→ **Requirements**
Write out the listing below in full and exactly, leaving out every picture.

→ **Entries**
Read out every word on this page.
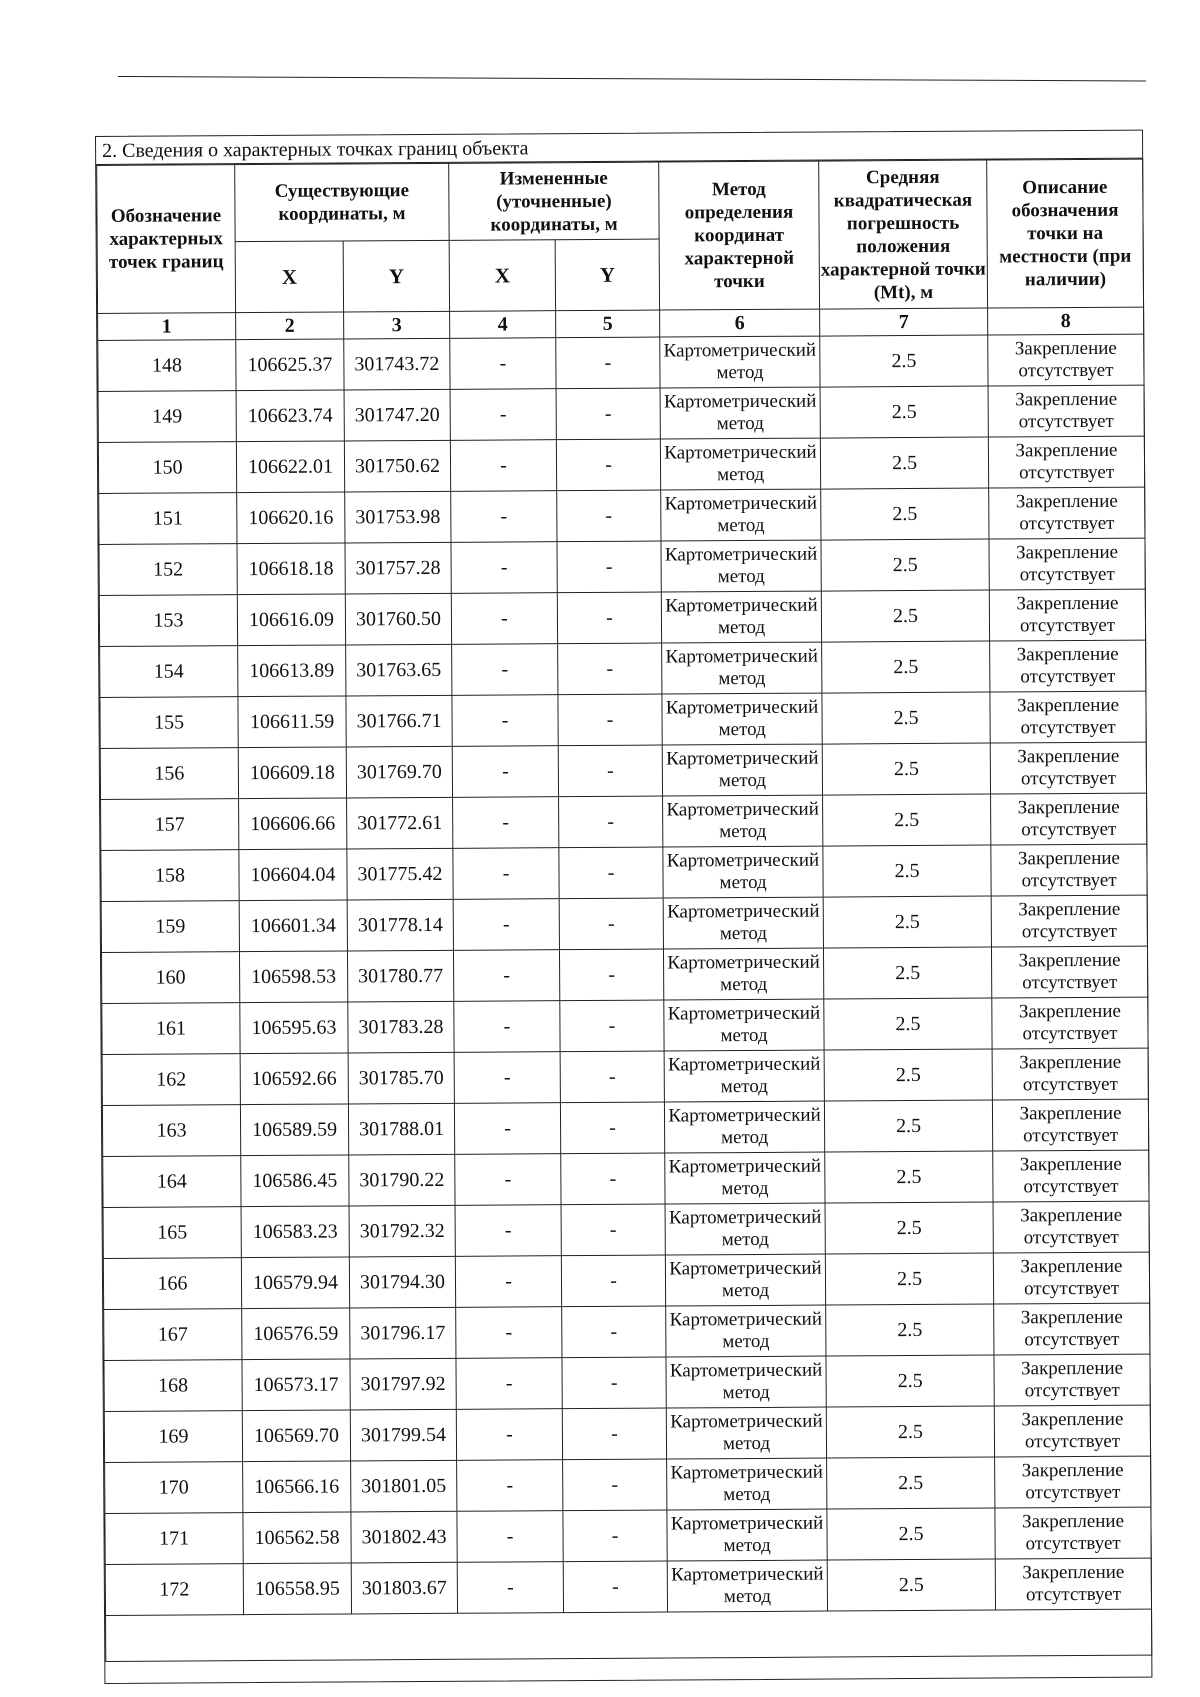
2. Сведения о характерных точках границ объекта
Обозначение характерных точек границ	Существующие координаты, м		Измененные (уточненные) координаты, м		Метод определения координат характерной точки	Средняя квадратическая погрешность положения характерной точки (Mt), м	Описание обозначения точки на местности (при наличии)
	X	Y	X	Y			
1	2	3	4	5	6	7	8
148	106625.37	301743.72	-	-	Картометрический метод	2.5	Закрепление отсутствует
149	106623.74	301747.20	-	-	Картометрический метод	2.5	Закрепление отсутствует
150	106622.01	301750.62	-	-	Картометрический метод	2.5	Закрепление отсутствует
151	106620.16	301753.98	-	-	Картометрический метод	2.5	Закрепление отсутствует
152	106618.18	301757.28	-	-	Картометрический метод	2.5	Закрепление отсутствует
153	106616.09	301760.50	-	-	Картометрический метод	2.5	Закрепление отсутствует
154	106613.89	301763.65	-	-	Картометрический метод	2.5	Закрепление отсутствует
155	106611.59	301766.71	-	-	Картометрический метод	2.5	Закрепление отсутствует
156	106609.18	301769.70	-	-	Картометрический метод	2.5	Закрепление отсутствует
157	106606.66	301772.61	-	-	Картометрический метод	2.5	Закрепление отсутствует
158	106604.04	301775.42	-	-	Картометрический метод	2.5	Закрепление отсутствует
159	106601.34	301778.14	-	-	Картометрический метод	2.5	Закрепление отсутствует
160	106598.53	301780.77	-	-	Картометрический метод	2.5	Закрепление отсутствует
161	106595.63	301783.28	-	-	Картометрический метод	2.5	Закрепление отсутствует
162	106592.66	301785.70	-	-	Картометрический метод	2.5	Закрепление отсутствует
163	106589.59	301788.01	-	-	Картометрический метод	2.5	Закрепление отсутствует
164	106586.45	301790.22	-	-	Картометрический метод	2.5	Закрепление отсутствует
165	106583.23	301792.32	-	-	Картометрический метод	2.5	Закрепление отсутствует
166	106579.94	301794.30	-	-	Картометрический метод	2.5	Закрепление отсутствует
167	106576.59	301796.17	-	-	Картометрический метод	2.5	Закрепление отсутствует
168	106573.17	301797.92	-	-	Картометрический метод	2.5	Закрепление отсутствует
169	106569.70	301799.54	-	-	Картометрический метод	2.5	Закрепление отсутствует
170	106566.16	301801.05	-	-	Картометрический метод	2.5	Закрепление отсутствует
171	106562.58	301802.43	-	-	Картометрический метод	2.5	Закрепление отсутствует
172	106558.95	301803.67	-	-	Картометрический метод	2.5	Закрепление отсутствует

→ **The response**
Read out every word on this page.
2. Сведения о характерных точках границ объекта
Обозначение характерных точек границ	Существующие координаты, м		Измененные (уточненные) координаты, м		Метод определения координат характерной точки	Средняя квадратическая погрешность положения характерной точки (Mt), м	Описание обозначения точки на местности (при наличии)
	X	Y	X	Y			
1	2	3	4	5	6	7	8
148	106625.37	301743.72	-	-	Картометрический метод	2.5	Закрепление отсутствует
149	106623.74	301747.20	-	-	Картометрический метод	2.5	Закрепление отсутствует
150	106622.01	301750.62	-	-	Картометрический метод	2.5	Закрепление отсутствует
151	106620.16	301753.98	-	-	Картометрический метод	2.5	Закрепление отсутствует
152	106618.18	301757.28	-	-	Картометрический метод	2.5	Закрепление отсутствует
153	106616.09	301760.50	-	-	Картометрический метод	2.5	Закрепление отсутствует
154	106613.89	301763.65	-	-	Картометрический метод	2.5	Закрепление отсутствует
155	106611.59	301766.71	-	-	Картометрический метод	2.5	Закрепление отсутствует
156	106609.18	301769.70	-	-	Картометрический метод	2.5	Закрепление отсутствует
157	106606.66	301772.61	-	-	Картометрический метод	2.5	Закрепление отсутствует
158	106604.04	301775.42	-	-	Картометрический метод	2.5	Закрепление отсутствует
159	106601.34	301778.14	-	-	Картометрический метод	2.5	Закрепление отсутствует
160	106598.53	301780.77	-	-	Картометрический метод	2.5	Закрепление отсутствует
161	106595.63	301783.28	-	-	Картометрический метод	2.5	Закрепление отсутствует
162	106592.66	301785.70	-	-	Картометрический метод	2.5	Закрепление отсутствует
163	106589.59	301788.01	-	-	Картометрический метод	2.5	Закрепление отсутствует
164	106586.45	301790.22	-	-	Картометрический метод	2.5	Закрепление отсутствует
165	106583.23	301792.32	-	-	Картометрический метод	2.5	Закрепление отсутствует
166	106579.94	301794.30	-	-	Картометрический метод	2.5	Закрепление отсутствует
167	106576.59	301796.17	-	-	Картометрический метод	2.5	Закрепление отсутствует
168	106573.17	301797.92	-	-	Картометрический метод	2.5	Закрепление отсутствует
169	106569.70	301799.54	-	-	Картометрический метод	2.5	Закрепление отсутствует
170	106566.16	301801.05	-	-	Картометрический метод	2.5	Закрепление отсутствует
171	106562.58	301802.43	-	-	Картометрический метод	2.5	Закрепление отсутствует
172	106558.95	301803.67	-	-	Картометрический метод	2.5	Закрепление отсутствует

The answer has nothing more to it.